PROBLEM TO WORK ON. Check each line of the listing below for the string "Cícero", and copy the ones that have it.

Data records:
....

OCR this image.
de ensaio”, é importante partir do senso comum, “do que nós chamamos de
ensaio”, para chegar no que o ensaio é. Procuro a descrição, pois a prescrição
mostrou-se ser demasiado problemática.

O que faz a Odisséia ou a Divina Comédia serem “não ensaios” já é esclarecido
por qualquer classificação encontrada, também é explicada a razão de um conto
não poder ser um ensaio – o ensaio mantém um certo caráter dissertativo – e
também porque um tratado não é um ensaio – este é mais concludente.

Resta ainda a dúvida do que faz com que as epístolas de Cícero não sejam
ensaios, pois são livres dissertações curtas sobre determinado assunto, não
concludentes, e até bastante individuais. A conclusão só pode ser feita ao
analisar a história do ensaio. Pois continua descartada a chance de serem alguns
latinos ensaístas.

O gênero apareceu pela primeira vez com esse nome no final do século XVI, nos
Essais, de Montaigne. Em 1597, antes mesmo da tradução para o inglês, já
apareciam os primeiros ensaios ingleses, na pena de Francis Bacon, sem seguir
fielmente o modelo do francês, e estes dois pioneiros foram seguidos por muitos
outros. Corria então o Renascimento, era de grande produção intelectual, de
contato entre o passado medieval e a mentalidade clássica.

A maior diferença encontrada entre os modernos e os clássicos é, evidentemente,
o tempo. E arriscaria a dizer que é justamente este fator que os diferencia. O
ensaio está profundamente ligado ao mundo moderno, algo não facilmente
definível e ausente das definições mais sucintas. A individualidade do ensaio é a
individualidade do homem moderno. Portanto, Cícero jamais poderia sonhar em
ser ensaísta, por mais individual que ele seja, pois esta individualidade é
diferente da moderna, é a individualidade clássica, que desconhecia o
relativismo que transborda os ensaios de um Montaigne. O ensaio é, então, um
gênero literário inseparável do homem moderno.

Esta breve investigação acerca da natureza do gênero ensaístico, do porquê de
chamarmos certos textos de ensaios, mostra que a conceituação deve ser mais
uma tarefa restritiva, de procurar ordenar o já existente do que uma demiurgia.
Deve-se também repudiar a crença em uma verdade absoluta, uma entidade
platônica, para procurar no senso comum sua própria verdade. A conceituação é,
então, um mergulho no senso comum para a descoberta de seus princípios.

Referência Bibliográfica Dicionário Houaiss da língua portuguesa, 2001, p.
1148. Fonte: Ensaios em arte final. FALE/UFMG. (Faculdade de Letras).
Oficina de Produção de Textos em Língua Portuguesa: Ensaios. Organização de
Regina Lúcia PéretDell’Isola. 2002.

....

ANSWER TO THE EXERCISE.
Resta ainda a dúvida do que faz com que as epístolas de Cícero não sejam
individualidade do homem moderno. Portanto, Cícero jamais poderia sonhar em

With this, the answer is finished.